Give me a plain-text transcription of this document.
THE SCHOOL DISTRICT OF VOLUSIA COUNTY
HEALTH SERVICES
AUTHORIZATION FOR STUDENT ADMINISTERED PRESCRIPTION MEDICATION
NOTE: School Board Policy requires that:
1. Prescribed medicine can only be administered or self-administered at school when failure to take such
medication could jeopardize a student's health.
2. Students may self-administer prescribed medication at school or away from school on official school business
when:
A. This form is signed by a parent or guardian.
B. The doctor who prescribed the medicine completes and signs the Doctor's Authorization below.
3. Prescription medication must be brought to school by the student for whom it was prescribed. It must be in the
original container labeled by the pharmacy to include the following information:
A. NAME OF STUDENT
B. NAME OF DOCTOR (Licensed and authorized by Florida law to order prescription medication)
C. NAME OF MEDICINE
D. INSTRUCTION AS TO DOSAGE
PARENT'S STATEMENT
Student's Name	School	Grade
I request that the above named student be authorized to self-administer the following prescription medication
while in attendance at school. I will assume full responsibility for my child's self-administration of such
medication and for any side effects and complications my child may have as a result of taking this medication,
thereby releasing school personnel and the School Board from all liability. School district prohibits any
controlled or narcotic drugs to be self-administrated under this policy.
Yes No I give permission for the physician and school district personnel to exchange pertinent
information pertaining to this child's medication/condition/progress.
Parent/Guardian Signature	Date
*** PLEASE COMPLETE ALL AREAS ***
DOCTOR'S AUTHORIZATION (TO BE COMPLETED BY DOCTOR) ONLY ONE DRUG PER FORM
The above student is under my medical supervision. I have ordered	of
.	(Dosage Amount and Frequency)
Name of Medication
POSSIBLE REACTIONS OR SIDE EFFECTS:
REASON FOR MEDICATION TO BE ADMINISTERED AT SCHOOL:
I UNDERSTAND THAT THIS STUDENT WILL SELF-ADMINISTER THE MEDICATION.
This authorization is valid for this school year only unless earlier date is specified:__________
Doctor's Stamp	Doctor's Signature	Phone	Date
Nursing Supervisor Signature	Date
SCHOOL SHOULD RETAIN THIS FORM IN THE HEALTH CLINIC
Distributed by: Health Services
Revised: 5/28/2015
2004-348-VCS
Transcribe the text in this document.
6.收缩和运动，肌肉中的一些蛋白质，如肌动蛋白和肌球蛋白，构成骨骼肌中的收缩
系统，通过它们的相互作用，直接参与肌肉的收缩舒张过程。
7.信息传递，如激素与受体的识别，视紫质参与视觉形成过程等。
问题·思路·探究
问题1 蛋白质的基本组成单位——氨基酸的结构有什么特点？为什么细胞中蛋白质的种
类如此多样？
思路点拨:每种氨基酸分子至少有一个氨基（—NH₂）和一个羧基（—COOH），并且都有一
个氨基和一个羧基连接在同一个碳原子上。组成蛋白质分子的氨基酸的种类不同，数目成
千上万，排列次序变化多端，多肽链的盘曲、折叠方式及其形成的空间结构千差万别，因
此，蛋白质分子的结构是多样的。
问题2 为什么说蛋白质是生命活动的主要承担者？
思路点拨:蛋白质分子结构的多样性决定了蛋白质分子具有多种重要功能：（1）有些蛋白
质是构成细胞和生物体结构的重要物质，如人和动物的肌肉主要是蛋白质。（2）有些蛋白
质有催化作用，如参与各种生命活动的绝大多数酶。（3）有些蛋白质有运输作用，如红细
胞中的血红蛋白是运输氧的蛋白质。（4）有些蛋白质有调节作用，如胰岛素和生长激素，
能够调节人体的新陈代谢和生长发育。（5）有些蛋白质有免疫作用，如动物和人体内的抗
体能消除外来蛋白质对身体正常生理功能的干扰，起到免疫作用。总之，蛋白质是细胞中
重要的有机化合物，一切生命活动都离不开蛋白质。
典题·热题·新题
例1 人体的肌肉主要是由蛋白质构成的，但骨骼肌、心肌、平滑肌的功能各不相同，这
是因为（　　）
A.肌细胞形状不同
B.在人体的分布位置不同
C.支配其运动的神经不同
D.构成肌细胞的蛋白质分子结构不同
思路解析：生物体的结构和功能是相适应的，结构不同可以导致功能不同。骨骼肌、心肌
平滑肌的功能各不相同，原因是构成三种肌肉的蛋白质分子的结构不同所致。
• • •
What is expected |
Look through the listing above. Pick out each line with "information" and copy it.

Result of this task |
original container labeled by the pharmacy to include the following information:
information pertaining to this child's medication/condition/progress.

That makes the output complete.